> **EXERCISE DETAILS**: Output all lines exactly, with nothing added or dropped.

> **Stored data**:
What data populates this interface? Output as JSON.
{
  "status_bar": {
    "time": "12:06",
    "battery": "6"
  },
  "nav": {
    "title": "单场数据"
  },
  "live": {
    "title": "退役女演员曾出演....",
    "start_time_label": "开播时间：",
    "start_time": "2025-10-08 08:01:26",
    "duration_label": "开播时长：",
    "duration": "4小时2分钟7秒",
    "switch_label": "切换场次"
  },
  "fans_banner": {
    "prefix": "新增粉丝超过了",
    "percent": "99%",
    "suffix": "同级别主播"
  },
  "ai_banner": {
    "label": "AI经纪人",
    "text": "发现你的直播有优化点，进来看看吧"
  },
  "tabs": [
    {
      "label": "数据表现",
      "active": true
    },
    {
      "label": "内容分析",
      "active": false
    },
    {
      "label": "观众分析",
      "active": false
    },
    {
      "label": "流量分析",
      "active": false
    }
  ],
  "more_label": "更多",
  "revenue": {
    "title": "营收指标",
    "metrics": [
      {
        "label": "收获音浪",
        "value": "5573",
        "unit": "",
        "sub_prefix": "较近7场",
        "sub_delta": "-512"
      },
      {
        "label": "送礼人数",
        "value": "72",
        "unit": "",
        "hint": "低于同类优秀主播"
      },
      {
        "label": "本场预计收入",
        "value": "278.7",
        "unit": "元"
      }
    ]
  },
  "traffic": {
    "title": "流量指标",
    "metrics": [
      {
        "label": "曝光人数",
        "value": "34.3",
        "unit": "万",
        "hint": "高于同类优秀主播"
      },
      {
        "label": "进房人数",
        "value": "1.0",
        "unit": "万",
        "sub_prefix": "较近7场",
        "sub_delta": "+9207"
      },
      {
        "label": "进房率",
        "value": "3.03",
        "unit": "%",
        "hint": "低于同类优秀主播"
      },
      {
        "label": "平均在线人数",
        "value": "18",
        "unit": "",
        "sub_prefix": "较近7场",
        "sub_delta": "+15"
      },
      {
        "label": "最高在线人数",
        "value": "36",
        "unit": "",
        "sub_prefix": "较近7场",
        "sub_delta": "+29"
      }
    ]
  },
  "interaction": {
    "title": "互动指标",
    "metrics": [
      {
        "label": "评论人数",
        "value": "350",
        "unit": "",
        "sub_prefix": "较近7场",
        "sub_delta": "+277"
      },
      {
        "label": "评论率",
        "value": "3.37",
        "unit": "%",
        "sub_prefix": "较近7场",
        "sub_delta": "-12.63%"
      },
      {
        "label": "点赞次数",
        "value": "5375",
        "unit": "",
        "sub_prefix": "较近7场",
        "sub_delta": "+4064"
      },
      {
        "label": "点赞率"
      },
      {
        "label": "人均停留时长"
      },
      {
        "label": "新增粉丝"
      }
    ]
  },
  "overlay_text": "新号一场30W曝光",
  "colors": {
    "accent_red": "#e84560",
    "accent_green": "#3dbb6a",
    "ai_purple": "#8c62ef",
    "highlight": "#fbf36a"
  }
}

> **TASK OUTPUT**:
What data populates this interface? Output as JSON.
{
  "status_bar": {
    "time": "12:06",
    "battery": "6"
  },
  "nav": {
    "title": "单场数据"
  },
  "live": {
    "title": "退役女演员曾出演....",
    "start_time_label": "开播时间：",
    "start_time": "2025-10-08 08:01:26",
    "duration_label": "开播时长：",
    "duration": "4小时2分钟7秒",
    "switch_label": "切换场次"
  },
  "fans_banner": {
    "prefix": "新增粉丝超过了",
    "percent": "99%",
    "suffix": "同级别主播"
  },
  "ai_banner": {
    "label": "AI经纪人",
    "text": "发现你的直播有优化点，进来看看吧"
  },
  "tabs": [
    {
      "label": "数据表现",
      "active": true
    },
    {
      "label": "内容分析",
      "active": false
    },
    {
      "label": "观众分析",
      "active": false
    },
    {
      "label": "流量分析",
      "active": false
    }
  ],
  "more_label": "更多",
  "revenue": {
    "title": "营收指标",
    "metrics": [
      {
        "label": "收获音浪",
        "value": "5573",
        "unit": "",
        "sub_prefix": "较近7场",
        "sub_delta": "-512"
      },
      {
        "label": "送礼人数",
        "value": "72",
        "unit": "",
        "hint": "低于同类优秀主播"
      },
      {
        "label": "本场预计收入",
        "value": "278.7",
        "unit": "元"
      }
    ]
  },
  "traffic": {
    "title": "流量指标",
    "metrics": [
      {
        "label": "曝光人数",
        "value": "34.3",
        "unit": "万",
        "hint": "高于同类优秀主播"
      },
      {
        "label": "进房人数",
        "value": "1.0",
        "unit": "万",
        "sub_prefix": "较近7场",
        "sub_delta": "+9207"
      },
      {
        "label": "进房率",
        "value": "3.03",
        "unit": "%",
        "hint": "低于同类优秀主播"
      },
      {
        "label": "平均在线人数",
        "value": "18",
        "unit": "",
        "sub_prefix": "较近7场",
        "sub_delta": "+15"
      },
      {
        "label": "最高在线人数",
        "value": "36",
        "unit": "",
        "sub_prefix": "较近7场",
        "sub_delta": "+29"
      }
    ]
  },
  "interaction": {
    "title": "互动指标",
    "metrics": [
      {
        "label": "评论人数",
        "value": "350",
        "unit": "",
        "sub_prefix": "较近7场",
        "sub_delta": "+277"
      },
      {
        "label": "评论率",
        "value": "3.37",
        "unit": "%",
        "sub_prefix": "较近7场",
        "sub_delta": "-12.63%"
      },
      {
        "label": "点赞次数",
        "value": "5375",
        "unit": "",
        "sub_prefix": "较近7场",
        "sub_delta": "+4064"
      },
      {
        "label": "点赞率"
      },
      {
        "label": "人均停留时长"
      },
      {
        "label": "新增粉丝"
      }
    ]
  },
  "overlay_text": "新号一场30W曝光",
  "colors": {
    "accent_red": "#e84560",
    "accent_green": "#3dbb6a",
    "ai_purple": "#8c62ef",
    "highlight": "#fbf36a"
  }
}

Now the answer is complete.